Reproduce all of the data that follows, character for character.

<<<<

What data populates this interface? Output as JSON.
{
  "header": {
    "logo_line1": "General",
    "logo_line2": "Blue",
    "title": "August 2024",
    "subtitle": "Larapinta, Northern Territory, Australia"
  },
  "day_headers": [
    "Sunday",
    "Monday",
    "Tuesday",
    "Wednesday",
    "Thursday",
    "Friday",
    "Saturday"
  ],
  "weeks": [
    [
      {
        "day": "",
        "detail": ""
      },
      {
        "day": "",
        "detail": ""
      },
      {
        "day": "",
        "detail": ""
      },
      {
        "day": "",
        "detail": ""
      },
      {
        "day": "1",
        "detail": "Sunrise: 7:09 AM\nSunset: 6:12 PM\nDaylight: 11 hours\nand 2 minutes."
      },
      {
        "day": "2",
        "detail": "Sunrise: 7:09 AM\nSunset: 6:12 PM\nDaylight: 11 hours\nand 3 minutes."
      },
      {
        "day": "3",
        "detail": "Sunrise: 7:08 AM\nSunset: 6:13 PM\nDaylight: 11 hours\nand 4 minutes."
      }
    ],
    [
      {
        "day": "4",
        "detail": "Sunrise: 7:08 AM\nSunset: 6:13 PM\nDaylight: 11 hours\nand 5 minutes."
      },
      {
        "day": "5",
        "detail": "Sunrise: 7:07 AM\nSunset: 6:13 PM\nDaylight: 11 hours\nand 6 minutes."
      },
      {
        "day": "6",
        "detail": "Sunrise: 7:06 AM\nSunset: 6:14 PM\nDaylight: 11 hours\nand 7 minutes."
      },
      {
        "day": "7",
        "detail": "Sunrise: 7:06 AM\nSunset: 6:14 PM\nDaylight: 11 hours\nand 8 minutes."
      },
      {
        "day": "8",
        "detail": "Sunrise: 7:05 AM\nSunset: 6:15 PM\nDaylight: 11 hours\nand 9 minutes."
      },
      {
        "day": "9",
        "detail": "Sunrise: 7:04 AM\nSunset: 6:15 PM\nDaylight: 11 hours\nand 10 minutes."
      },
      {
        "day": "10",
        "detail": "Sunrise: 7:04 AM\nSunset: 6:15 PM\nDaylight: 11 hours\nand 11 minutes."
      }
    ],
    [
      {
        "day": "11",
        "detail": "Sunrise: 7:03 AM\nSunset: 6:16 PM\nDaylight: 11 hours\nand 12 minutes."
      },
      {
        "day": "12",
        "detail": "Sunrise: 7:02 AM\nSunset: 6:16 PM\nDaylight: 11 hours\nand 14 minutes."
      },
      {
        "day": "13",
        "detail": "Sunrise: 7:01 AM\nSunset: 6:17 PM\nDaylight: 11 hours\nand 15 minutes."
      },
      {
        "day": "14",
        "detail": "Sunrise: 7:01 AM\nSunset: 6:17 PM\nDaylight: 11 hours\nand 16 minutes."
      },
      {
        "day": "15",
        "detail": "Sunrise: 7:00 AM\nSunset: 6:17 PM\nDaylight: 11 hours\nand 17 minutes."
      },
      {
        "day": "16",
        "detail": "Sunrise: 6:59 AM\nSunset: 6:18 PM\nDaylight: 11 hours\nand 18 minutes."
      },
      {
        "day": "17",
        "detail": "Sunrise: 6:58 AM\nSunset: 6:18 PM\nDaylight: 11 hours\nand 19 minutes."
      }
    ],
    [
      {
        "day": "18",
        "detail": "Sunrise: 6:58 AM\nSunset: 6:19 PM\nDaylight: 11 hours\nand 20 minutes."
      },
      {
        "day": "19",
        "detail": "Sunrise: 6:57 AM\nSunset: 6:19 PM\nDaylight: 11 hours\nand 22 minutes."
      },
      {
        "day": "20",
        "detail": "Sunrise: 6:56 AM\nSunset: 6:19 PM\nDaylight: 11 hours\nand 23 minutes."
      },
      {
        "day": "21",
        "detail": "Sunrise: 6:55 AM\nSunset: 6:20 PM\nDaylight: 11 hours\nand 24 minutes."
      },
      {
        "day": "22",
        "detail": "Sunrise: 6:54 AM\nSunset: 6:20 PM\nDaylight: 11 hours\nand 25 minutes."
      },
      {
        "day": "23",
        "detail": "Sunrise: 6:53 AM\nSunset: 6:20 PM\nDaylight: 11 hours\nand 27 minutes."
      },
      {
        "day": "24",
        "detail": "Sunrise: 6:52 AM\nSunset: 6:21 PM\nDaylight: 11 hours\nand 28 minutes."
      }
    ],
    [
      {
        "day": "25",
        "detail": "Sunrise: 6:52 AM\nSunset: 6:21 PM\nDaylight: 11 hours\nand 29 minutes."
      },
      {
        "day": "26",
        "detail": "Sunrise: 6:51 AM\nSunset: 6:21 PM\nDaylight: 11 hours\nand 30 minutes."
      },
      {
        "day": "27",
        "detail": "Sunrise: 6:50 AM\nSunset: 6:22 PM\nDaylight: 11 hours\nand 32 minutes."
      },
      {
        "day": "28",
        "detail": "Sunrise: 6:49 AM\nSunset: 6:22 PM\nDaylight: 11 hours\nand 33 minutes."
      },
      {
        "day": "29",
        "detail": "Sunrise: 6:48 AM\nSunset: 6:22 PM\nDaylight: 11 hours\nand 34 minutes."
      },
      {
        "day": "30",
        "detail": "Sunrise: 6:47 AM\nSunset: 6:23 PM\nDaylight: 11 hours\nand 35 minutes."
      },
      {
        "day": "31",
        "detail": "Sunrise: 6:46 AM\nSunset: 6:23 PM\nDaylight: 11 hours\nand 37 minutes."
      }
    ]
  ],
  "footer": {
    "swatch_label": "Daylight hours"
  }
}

>>>>

**SOLVED PROBLEM:**
What data populates this interface? Output as JSON.
{
  "header": {
    "logo_line1": "General",
    "logo_line2": "Blue",
    "title": "August 2024",
    "subtitle": "Larapinta, Northern Territory, Australia"
  },
  "day_headers": [
    "Sunday",
    "Monday",
    "Tuesday",
    "Wednesday",
    "Thursday",
    "Friday",
    "Saturday"
  ],
  "weeks": [
    [
      {
        "day": "",
        "detail": ""
      },
      {
        "day": "",
        "detail": ""
      },
      {
        "day": "",
        "detail": ""
      },
      {
        "day": "",
        "detail": ""
      },
      {
        "day": "1",
        "detail": "Sunrise: 7:09 AM\nSunset: 6:12 PM\nDaylight: 11 hours\nand 2 minutes."
      },
      {
        "day": "2",
        "detail": "Sunrise: 7:09 AM\nSunset: 6:12 PM\nDaylight: 11 hours\nand 3 minutes."
      },
      {
        "day": "3",
        "detail": "Sunrise: 7:08 AM\nSunset: 6:13 PM\nDaylight: 11 hours\nand 4 minutes."
      }
    ],
    [
      {
        "day": "4",
        "detail": "Sunrise: 7:08 AM\nSunset: 6:13 PM\nDaylight: 11 hours\nand 5 minutes."
      },
      {
        "day": "5",
        "detail": "Sunrise: 7:07 AM\nSunset: 6:13 PM\nDaylight: 11 hours\nand 6 minutes."
      },
      {
        "day": "6",
        "detail": "Sunrise: 7:06 AM\nSunset: 6:14 PM\nDaylight: 11 hours\nand 7 minutes."
      },
      {
        "day": "7",
        "detail": "Sunrise: 7:06 AM\nSunset: 6:14 PM\nDaylight: 11 hours\nand 8 minutes."
      },
      {
        "day": "8",
        "detail": "Sunrise: 7:05 AM\nSunset: 6:15 PM\nDaylight: 11 hours\nand 9 minutes."
      },
      {
        "day": "9",
        "detail": "Sunrise: 7:04 AM\nSunset: 6:15 PM\nDaylight: 11 hours\nand 10 minutes."
      },
      {
        "day": "10",
        "detail": "Sunrise: 7:04 AM\nSunset: 6:15 PM\nDaylight: 11 hours\nand 11 minutes."
      }
    ],
    [
      {
        "day": "11",
        "detail": "Sunrise: 7:03 AM\nSunset: 6:16 PM\nDaylight: 11 hours\nand 12 minutes."
      },
      {
        "day": "12",
        "detail": "Sunrise: 7:02 AM\nSunset: 6:16 PM\nDaylight: 11 hours\nand 14 minutes."
      },
      {
        "day": "13",
        "detail": "Sunrise: 7:01 AM\nSunset: 6:17 PM\nDaylight: 11 hours\nand 15 minutes."
      },
      {
        "day": "14",
        "detail": "Sunrise: 7:01 AM\nSunset: 6:17 PM\nDaylight: 11 hours\nand 16 minutes."
      },
      {
        "day": "15",
        "detail": "Sunrise: 7:00 AM\nSunset: 6:17 PM\nDaylight: 11 hours\nand 17 minutes."
      },
      {
        "day": "16",
        "detail": "Sunrise: 6:59 AM\nSunset: 6:18 PM\nDaylight: 11 hours\nand 18 minutes."
      },
      {
        "day": "17",
        "detail": "Sunrise: 6:58 AM\nSunset: 6:18 PM\nDaylight: 11 hours\nand 19 minutes."
      }
    ],
    [
      {
        "day": "18",
        "detail": "Sunrise: 6:58 AM\nSunset: 6:19 PM\nDaylight: 11 hours\nand 20 minutes."
      },
      {
        "day": "19",
        "detail": "Sunrise: 6:57 AM\nSunset: 6:19 PM\nDaylight: 11 hours\nand 22 minutes."
      },
      {
        "day": "20",
        "detail": "Sunrise: 6:56 AM\nSunset: 6:19 PM\nDaylight: 11 hours\nand 23 minutes."
      },
      {
        "day": "21",
        "detail": "Sunrise: 6:55 AM\nSunset: 6:20 PM\nDaylight: 11 hours\nand 24 minutes."
      },
      {
        "day": "22",
        "detail": "Sunrise: 6:54 AM\nSunset: 6:20 PM\nDaylight: 11 hours\nand 25 minutes."
      },
      {
        "day": "23",
        "detail": "Sunrise: 6:53 AM\nSunset: 6:20 PM\nDaylight: 11 hours\nand 27 minutes."
      },
      {
        "day": "24",
        "detail": "Sunrise: 6:52 AM\nSunset: 6:21 PM\nDaylight: 11 hours\nand 28 minutes."
      }
    ],
    [
      {
        "day": "25",
        "detail": "Sunrise: 6:52 AM\nSunset: 6:21 PM\nDaylight: 11 hours\nand 29 minutes."
      },
      {
        "day": "26",
        "detail": "Sunrise: 6:51 AM\nSunset: 6:21 PM\nDaylight: 11 hours\nand 30 minutes."
      },
      {
        "day": "27",
        "detail": "Sunrise: 6:50 AM\nSunset: 6:22 PM\nDaylight: 11 hours\nand 32 minutes."
      },
      {
        "day": "28",
        "detail": "Sunrise: 6:49 AM\nSunset: 6:22 PM\nDaylight: 11 hours\nand 33 minutes."
      },
      {
        "day": "29",
        "detail": "Sunrise: 6:48 AM\nSunset: 6:22 PM\nDaylight: 11 hours\nand 34 minutes."
      },
      {
        "day": "30",
        "detail": "Sunrise: 6:47 AM\nSunset: 6:23 PM\nDaylight: 11 hours\nand 35 minutes."
      },
      {
        "day": "31",
        "detail": "Sunrise: 6:46 AM\nSunset: 6:23 PM\nDaylight: 11 hours\nand 37 minutes."
      }
    ]
  ],
  "footer": {
    "swatch_label": "Daylight hours"
  }
}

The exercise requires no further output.